■ Task brief ■
Every entry below must appear again, exactly as written.

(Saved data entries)
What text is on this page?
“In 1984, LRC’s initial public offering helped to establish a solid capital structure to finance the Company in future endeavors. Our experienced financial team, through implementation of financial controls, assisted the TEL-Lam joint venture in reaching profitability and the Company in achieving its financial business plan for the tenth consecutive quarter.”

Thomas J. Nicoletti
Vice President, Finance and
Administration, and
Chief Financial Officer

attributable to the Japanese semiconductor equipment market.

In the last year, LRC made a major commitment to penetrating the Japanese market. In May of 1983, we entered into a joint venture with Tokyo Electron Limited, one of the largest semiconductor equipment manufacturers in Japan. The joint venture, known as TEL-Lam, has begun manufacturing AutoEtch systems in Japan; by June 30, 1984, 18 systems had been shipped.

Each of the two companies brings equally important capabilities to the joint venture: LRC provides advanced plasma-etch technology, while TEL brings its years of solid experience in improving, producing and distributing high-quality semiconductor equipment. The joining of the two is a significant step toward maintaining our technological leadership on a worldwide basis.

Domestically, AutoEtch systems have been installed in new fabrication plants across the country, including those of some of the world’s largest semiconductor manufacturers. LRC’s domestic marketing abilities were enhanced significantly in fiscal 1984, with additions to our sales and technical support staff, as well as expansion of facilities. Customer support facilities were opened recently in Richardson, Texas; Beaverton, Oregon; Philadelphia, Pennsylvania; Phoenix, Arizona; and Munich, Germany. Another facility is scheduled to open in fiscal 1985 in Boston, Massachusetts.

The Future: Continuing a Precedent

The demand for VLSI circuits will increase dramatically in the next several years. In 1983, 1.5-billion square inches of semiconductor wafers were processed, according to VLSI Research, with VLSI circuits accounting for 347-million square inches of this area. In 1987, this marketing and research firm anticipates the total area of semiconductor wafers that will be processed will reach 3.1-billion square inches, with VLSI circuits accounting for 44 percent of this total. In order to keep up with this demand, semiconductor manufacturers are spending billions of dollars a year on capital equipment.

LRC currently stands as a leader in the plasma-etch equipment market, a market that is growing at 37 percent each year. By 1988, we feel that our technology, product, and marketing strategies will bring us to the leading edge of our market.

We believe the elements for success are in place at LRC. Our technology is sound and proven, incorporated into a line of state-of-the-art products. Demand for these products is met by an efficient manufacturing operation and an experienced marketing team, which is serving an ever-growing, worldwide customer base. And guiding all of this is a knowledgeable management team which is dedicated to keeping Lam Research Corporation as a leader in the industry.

■ Result ■
What text is on this page?
“In 1984, LRC’s initial public offering helped to establish a solid capital structure to finance the Company in future endeavors. Our experienced financial team, through implementation of financial controls, assisted the TEL-Lam joint venture in reaching profitability and the Company in achieving its financial business plan for the tenth consecutive quarter.”

Thomas J. Nicoletti
Vice President, Finance and
Administration, and
Chief Financial Officer

attributable to the Japanese semiconductor equipment market.

In the last year, LRC made a major commitment to penetrating the Japanese market. In May of 1983, we entered into a joint venture with Tokyo Electron Limited, one of the largest semiconductor equipment manufacturers in Japan. The joint venture, known as TEL-Lam, has begun manufacturing AutoEtch systems in Japan; by June 30, 1984, 18 systems had been shipped.

Each of the two companies brings equally important capabilities to the joint venture: LRC provides advanced plasma-etch technology, while TEL brings its years of solid experience in improving, producing and distributing high-quality semiconductor equipment. The joining of the two is a significant step toward maintaining our technological leadership on a worldwide basis.

Domestically, AutoEtch systems have been installed in new fabrication plants across the country, including those of some of the world’s largest semiconductor manufacturers. LRC’s domestic marketing abilities were enhanced significantly in fiscal 1984, with additions to our sales and technical support staff, as well as expansion of facilities. Customer support facilities were opened recently in Richardson, Texas; Beaverton, Oregon; Philadelphia, Pennsylvania; Phoenix, Arizona; and Munich, Germany. Another facility is scheduled to open in fiscal 1985 in Boston, Massachusetts.

The Future: Continuing a Precedent

The demand for VLSI circuits will increase dramatically in the next several years. In 1983, 1.5-billion square inches of semiconductor wafers were processed, according to VLSI Research, with VLSI circuits accounting for 347-million square inches of this area. In 1987, this marketing and research firm anticipates the total area of semiconductor wafers that will be processed will reach 3.1-billion square inches, with VLSI circuits accounting for 44 percent of this total. In order to keep up with this demand, semiconductor manufacturers are spending billions of dollars a year on capital equipment.

LRC currently stands as a leader in the plasma-etch equipment market, a market that is growing at 37 percent each year. By 1988, we feel that our technology, product, and marketing strategies will bring us to the leading edge of our market.

We believe the elements for success are in place at LRC. Our technology is sound and proven, incorporated into a line of state-of-the-art products. Demand for these products is met by an efficient manufacturing operation and an experienced marketing team, which is serving an ever-growing, worldwide customer base. And guiding all of this is a knowledgeable management team which is dedicated to keeping Lam Research Corporation as a leader in the industry.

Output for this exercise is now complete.